## Tujuan Latihan
Jawablah pertanyaan berikut berdasarkan berita tentang PHK karyawan kontrak RSU Ibu Kartini:
(a) Perusahaan apa yang mengelola RSU Ibu Kartini?
(b) Berapa jumlah surat berbeda yang diterima Lydia Wahyu Ningrum dari perusahaan itu?
(c) Untuk periode kapan perpanjangan kontrak yang diterima pada 11 Juli 2024 berlaku?

Asahan, NusaNEWSTV.com – Saya Lydia Wahyu Ningrum merupakan mantan karyawan kontrak (PKWT) di RSU Ibu Kartini yang di kelola PT. Kartini Sentra Medika yang telah bekerja sejak tanggal 12 April 2018 sampai dengan 11 Juli 2025 dengan status Pekerja Kontrak (PKWT) yang dikontrak pertahun. Saya berkerja sebagai karyawan kontrak di RSU Ibu Kartini Kisaran kurang lebih selama 7 tahun mengabdi di PHK sepihak. Katanya lewat sambungan selulernya, Senin (11/11/2024) di Kisaran.
Dia mengungkapkan, saya menerima dua surat yang berbeda dikeluarkan oleh perusahaan yang sama yaitu Perusahaan PT. Kartini Sentra Medika. Pertama, pada tanggal 11 Juli 2024, saya telah menerima perpanjangan kontrak dan sudah menandatangani perpanjangan kontrak tersebut untuk periode 11 Juli 2024 sampai dengan 11 Juli 2025. Mekanismenya perpanjangan sesuai dengan Undang-Undang terkait perpanjangan kontrak kerja.

## Data yang Diberikan
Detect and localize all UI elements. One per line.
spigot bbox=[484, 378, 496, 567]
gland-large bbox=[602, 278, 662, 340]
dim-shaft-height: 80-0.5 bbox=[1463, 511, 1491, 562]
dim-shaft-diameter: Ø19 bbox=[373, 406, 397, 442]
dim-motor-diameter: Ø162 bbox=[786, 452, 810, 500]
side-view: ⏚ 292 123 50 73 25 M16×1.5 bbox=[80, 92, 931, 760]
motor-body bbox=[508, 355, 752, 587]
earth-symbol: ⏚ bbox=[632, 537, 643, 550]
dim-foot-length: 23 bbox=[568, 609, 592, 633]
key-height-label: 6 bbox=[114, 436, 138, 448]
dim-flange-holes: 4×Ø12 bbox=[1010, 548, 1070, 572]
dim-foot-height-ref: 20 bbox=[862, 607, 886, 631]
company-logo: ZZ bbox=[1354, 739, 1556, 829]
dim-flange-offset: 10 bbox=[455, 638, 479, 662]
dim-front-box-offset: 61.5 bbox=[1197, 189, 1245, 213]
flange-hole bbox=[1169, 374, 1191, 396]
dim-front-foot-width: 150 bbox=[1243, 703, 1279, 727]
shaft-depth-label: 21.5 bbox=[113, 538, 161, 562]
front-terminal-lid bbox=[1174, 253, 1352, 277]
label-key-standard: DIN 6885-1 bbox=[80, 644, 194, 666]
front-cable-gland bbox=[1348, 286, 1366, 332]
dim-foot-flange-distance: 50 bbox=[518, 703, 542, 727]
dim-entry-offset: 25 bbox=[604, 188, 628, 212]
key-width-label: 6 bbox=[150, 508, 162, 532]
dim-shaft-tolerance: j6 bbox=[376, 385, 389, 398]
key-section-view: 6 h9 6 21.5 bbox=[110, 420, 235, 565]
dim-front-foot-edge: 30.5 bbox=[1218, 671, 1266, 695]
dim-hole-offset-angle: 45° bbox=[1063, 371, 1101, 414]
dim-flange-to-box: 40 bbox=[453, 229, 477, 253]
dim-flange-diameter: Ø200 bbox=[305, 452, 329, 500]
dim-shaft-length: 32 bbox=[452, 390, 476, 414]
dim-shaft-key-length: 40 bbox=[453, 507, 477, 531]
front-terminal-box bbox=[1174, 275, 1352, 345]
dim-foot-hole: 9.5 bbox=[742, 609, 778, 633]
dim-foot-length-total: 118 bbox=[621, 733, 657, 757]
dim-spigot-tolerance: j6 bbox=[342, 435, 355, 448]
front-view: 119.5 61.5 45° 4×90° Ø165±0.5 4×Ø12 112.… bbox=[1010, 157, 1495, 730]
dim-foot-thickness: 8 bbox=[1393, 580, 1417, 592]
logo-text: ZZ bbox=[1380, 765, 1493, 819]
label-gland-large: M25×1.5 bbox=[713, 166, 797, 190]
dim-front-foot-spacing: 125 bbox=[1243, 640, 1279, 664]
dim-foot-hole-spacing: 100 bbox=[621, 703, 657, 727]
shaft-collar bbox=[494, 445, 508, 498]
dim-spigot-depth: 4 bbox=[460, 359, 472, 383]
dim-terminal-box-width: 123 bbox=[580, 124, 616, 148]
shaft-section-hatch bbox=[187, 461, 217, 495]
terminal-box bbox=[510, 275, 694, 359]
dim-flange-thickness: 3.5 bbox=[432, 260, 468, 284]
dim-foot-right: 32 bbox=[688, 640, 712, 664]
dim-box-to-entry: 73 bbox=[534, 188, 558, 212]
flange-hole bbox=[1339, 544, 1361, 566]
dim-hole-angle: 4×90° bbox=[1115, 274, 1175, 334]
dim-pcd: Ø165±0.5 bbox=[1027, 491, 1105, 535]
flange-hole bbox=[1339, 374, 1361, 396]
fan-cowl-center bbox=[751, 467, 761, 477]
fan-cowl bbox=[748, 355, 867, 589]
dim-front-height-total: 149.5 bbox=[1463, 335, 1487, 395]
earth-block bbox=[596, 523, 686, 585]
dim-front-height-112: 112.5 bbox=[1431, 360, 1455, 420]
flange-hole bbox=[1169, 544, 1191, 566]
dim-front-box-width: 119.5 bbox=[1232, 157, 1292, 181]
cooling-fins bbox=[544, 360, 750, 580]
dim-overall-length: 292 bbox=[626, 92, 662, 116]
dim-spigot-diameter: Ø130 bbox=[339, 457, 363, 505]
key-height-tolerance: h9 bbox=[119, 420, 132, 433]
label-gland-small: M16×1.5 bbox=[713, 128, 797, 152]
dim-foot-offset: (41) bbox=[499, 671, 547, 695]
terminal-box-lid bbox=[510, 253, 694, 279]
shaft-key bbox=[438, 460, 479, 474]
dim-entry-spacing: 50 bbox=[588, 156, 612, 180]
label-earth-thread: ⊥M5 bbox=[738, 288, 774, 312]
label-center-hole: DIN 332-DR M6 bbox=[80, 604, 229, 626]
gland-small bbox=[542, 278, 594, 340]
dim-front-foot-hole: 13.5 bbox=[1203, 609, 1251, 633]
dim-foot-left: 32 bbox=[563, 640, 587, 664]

## Jawaban Tugas
(a) PT. Kartini Sentra Medika.
(b) Dua surat.
(c) 11 Juli 2024 sampai dengan 11 Juli 2025.